#### WRITTEN REQUEST
Search the records below for the word "pastagem" and show every line where it occurs.

· · · · · · ·

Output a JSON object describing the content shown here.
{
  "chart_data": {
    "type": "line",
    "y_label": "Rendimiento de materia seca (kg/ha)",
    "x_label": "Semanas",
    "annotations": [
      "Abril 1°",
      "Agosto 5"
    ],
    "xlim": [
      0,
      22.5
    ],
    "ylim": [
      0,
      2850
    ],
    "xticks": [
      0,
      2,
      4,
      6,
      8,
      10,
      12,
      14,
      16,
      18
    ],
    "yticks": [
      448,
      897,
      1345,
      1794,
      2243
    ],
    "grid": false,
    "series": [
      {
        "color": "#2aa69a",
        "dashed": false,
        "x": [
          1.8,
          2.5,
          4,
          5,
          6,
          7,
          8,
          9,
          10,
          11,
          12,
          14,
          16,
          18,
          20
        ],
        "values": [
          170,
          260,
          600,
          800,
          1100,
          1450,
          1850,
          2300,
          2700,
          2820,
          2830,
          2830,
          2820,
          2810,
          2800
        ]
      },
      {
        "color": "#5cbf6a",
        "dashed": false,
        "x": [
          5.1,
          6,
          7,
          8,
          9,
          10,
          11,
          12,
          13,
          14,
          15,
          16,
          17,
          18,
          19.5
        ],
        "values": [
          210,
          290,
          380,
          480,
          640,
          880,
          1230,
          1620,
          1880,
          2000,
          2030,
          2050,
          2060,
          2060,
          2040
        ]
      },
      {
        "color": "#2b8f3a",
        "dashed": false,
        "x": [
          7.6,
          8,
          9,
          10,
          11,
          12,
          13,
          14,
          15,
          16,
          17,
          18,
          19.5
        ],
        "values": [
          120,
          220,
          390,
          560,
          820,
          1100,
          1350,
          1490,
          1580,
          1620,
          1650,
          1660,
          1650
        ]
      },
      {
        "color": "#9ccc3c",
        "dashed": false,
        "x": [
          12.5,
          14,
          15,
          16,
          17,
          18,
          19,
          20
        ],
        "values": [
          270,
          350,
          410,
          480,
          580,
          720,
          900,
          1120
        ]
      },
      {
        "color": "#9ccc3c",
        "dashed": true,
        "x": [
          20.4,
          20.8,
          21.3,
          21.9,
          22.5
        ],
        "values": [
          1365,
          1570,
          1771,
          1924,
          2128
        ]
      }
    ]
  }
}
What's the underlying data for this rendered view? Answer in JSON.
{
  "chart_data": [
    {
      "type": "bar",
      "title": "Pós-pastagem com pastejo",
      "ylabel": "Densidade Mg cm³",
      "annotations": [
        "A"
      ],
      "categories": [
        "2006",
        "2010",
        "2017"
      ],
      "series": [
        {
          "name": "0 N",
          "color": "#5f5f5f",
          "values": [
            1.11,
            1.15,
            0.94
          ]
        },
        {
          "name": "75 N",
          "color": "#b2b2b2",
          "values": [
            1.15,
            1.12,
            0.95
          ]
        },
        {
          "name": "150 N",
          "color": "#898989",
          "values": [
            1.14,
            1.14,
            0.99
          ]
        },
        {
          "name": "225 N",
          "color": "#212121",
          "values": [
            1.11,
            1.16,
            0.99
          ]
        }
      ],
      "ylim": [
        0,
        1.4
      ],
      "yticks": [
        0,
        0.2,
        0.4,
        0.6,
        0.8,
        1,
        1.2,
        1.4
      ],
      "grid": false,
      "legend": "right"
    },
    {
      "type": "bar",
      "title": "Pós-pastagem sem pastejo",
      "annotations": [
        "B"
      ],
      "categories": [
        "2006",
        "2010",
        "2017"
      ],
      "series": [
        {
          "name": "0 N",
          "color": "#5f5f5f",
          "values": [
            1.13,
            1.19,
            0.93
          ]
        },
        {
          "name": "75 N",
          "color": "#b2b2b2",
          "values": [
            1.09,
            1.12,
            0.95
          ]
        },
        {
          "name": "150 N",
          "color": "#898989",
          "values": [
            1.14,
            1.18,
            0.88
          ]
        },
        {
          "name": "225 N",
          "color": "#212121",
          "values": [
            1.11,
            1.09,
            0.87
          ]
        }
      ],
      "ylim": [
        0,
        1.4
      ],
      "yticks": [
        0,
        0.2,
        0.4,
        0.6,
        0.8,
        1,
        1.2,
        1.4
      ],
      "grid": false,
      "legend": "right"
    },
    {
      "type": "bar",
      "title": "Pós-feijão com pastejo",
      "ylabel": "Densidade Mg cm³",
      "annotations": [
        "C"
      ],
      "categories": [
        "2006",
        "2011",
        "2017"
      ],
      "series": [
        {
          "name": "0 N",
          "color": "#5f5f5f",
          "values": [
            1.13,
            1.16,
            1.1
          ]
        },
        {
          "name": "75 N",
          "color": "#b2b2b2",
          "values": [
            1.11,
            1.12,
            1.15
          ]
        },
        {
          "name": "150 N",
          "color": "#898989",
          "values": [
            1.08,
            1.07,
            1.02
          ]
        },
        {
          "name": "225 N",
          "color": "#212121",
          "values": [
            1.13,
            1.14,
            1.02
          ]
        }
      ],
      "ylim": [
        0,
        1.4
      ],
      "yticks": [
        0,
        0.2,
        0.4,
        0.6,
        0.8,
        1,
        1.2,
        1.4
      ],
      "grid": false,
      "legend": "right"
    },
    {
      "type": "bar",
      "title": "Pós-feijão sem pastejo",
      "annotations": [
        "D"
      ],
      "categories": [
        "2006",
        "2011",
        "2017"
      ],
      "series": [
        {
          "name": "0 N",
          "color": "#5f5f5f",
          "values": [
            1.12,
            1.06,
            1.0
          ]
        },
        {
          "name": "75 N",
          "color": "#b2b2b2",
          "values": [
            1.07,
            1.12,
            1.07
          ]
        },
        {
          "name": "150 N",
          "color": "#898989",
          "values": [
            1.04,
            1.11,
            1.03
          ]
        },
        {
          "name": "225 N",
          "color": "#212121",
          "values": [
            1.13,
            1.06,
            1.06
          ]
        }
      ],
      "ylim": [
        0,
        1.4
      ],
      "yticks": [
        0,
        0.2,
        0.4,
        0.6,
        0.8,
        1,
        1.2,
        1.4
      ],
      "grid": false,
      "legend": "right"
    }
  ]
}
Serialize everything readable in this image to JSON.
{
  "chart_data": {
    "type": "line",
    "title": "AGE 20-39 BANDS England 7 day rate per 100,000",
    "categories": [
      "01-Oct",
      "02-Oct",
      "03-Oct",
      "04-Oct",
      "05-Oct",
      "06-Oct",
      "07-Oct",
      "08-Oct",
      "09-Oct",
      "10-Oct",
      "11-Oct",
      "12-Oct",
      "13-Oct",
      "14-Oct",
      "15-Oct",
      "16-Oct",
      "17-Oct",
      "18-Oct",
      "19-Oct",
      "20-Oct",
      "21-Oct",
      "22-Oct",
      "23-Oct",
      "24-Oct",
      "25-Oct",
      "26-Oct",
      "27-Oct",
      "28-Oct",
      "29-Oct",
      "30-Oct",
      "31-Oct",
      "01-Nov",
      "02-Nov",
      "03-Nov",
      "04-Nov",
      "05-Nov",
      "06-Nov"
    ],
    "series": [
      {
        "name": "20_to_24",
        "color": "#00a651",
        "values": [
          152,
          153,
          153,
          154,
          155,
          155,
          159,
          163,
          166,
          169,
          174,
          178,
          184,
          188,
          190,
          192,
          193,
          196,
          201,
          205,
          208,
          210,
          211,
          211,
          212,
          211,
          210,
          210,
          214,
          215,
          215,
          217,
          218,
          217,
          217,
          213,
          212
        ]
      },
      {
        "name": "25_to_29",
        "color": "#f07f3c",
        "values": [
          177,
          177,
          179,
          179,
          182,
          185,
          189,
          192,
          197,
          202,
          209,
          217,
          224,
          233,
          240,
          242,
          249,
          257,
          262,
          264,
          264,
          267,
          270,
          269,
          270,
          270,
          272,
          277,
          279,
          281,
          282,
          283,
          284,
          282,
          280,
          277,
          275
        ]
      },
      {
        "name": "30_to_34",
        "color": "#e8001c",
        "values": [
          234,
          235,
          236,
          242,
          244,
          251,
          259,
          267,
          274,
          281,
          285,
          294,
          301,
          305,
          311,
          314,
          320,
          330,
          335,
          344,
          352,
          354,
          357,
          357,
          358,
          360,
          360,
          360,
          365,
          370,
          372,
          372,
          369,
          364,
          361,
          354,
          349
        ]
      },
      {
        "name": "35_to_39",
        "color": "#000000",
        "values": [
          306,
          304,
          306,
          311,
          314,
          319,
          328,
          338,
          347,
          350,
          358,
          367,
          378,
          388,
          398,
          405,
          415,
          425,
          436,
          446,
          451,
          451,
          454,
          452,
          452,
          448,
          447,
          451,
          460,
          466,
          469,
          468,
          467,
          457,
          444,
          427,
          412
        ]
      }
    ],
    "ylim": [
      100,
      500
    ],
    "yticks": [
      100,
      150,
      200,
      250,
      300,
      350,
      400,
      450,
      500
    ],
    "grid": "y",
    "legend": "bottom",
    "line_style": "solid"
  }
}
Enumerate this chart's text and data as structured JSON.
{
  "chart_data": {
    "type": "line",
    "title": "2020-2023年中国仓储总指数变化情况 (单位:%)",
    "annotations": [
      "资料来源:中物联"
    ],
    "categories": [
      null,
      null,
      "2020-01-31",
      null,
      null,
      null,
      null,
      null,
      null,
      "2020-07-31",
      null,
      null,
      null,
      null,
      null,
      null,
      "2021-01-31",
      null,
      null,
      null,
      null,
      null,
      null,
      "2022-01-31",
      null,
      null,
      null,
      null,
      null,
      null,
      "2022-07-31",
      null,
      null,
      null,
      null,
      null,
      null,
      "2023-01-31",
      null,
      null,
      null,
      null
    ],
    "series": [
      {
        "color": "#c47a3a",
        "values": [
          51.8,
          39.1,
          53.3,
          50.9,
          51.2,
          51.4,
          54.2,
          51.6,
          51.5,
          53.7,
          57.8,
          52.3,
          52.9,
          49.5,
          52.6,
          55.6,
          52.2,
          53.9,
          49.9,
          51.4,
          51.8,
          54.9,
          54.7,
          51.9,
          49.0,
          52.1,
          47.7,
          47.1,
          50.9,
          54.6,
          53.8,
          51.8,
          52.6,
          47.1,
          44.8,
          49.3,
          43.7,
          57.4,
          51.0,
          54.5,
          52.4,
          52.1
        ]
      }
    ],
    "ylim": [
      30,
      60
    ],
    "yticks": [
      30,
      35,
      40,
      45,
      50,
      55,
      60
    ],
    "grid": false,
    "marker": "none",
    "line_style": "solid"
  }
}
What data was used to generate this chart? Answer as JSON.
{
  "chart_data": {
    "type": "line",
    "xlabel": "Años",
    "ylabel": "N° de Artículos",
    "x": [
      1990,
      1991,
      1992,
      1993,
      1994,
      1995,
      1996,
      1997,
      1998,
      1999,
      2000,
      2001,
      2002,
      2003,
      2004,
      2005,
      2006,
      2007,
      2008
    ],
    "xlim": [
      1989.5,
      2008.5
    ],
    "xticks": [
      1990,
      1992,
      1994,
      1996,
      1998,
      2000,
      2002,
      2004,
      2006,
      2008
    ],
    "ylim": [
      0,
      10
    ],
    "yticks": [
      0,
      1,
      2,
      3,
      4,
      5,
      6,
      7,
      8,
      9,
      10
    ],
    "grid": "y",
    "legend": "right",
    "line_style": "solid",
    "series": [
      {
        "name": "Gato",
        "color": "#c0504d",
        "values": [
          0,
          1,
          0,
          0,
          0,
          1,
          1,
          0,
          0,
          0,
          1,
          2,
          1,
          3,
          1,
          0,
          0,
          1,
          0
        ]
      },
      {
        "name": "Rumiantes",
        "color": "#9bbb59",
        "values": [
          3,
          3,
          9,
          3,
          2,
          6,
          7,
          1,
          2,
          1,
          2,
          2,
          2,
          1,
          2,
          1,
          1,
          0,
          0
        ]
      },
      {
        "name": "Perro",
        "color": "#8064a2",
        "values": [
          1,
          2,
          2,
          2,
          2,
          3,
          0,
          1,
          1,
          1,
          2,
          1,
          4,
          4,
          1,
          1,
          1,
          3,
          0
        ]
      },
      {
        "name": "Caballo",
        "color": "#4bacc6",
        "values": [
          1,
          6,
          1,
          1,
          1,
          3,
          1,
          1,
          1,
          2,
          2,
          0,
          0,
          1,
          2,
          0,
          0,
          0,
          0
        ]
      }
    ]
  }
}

· · · · · · ·

#### EXERCISE ANSWER
      "title": "Pós-pastagem com pastejo",
      "title": "Pós-pastagem sem pastejo",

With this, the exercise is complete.